▶ Stated task
Below is a listing to write out in full, exactly as given, without its pictures.

Structured figure records:
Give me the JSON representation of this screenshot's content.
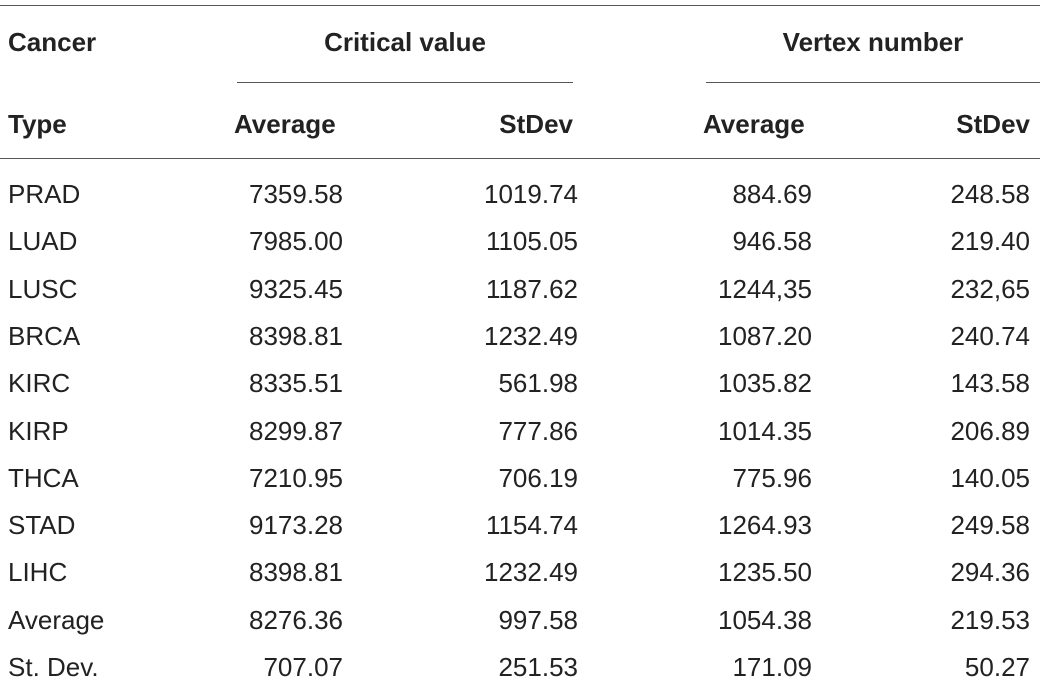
{
  "header": {
    "cancer_label": "Cancer",
    "type_label": "Type",
    "group1": "Critical value",
    "group2": "Vertex number",
    "sub_average_1": "Average",
    "sub_stdev_1": "StDev",
    "sub_average_2": "Average",
    "sub_stdev_2": "StDev"
  },
  "rows": [
    {
      "type": "PRAD",
      "cv_avg": "7359.58",
      "cv_sd": "1019.74",
      "vn_avg": "884.69",
      "vn_sd": "248.58"
    },
    {
      "type": "LUAD",
      "cv_avg": "7985.00",
      "cv_sd": "1105.05",
      "vn_avg": "946.58",
      "vn_sd": "219.40"
    },
    {
      "type": "LUSC",
      "cv_avg": "9325.45",
      "cv_sd": "1187.62",
      "vn_avg": "1244,35",
      "vn_sd": "232,65"
    },
    {
      "type": "BRCA",
      "cv_avg": "8398.81",
      "cv_sd": "1232.49",
      "vn_avg": "1087.20",
      "vn_sd": "240.74"
    },
    {
      "type": "KIRC",
      "cv_avg": "8335.51",
      "cv_sd": "561.98",
      "vn_avg": "1035.82",
      "vn_sd": "143.58"
    },
    {
      "type": "KIRP",
      "cv_avg": "8299.87",
      "cv_sd": "777.86",
      "vn_avg": "1014.35",
      "vn_sd": "206.89"
    },
    {
      "type": "THCA",
      "cv_avg": "7210.95",
      "cv_sd": "706.19",
      "vn_avg": "775.96",
      "vn_sd": "140.05"
    },
    {
      "type": "STAD",
      "cv_avg": "9173.28",
      "cv_sd": "1154.74",
      "vn_avg": "1264.93",
      "vn_sd": "249.58"
    },
    {
      "type": "LIHC",
      "cv_avg": "8398.81",
      "cv_sd": "1232.49",
      "vn_avg": "1235.50",
      "vn_sd": "294.36"
    },
    {
      "type": "Average",
      "cv_avg": "8276.36",
      "cv_sd": "997.58",
      "vn_avg": "1054.38",
      "vn_sd": "219.53"
    },
    {
      "type": "St. Dev.",
      "cv_avg": "707.07",
      "cv_sd": "251.53",
      "vn_avg": "171.09",
      "vn_sd": "50.27"
    }
  ]
}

▶ Response for this exercise
Give me the JSON representation of this screenshot's content.
{
  "header": {
    "cancer_label": "Cancer",
    "type_label": "Type",
    "group1": "Critical value",
    "group2": "Vertex number",
    "sub_average_1": "Average",
    "sub_stdev_1": "StDev",
    "sub_average_2": "Average",
    "sub_stdev_2": "StDev"
  },
  "rows": [
    {
      "type": "PRAD",
      "cv_avg": "7359.58",
      "cv_sd": "1019.74",
      "vn_avg": "884.69",
      "vn_sd": "248.58"
    },
    {
      "type": "LUAD",
      "cv_avg": "7985.00",
      "cv_sd": "1105.05",
      "vn_avg": "946.58",
      "vn_sd": "219.40"
    },
    {
      "type": "LUSC",
      "cv_avg": "9325.45",
      "cv_sd": "1187.62",
      "vn_avg": "1244,35",
      "vn_sd": "232,65"
    },
    {
      "type": "BRCA",
      "cv_avg": "8398.81",
      "cv_sd": "1232.49",
      "vn_avg": "1087.20",
      "vn_sd": "240.74"
    },
    {
      "type": "KIRC",
      "cv_avg": "8335.51",
      "cv_sd": "561.98",
      "vn_avg": "1035.82",
      "vn_sd": "143.58"
    },
    {
      "type": "KIRP",
      "cv_avg": "8299.87",
      "cv_sd": "777.86",
      "vn_avg": "1014.35",
      "vn_sd": "206.89"
    },
    {
      "type": "THCA",
      "cv_avg": "7210.95",
      "cv_sd": "706.19",
      "vn_avg": "775.96",
      "vn_sd": "140.05"
    },
    {
      "type": "STAD",
      "cv_avg": "9173.28",
      "cv_sd": "1154.74",
      "vn_avg": "1264.93",
      "vn_sd": "249.58"
    },
    {
      "type": "LIHC",
      "cv_avg": "8398.81",
      "cv_sd": "1232.49",
      "vn_avg": "1235.50",
      "vn_sd": "294.36"
    },
    {
      "type": "Average",
      "cv_avg": "8276.36",
      "cv_sd": "997.58",
      "vn_avg": "1054.38",
      "vn_sd": "219.53"
    },
    {
      "type": "St. Dev.",
      "cv_avg": "707.07",
      "cv_sd": "251.53",
      "vn_avg": "171.09",
      "vn_sd": "50.27"
    }
  ]
}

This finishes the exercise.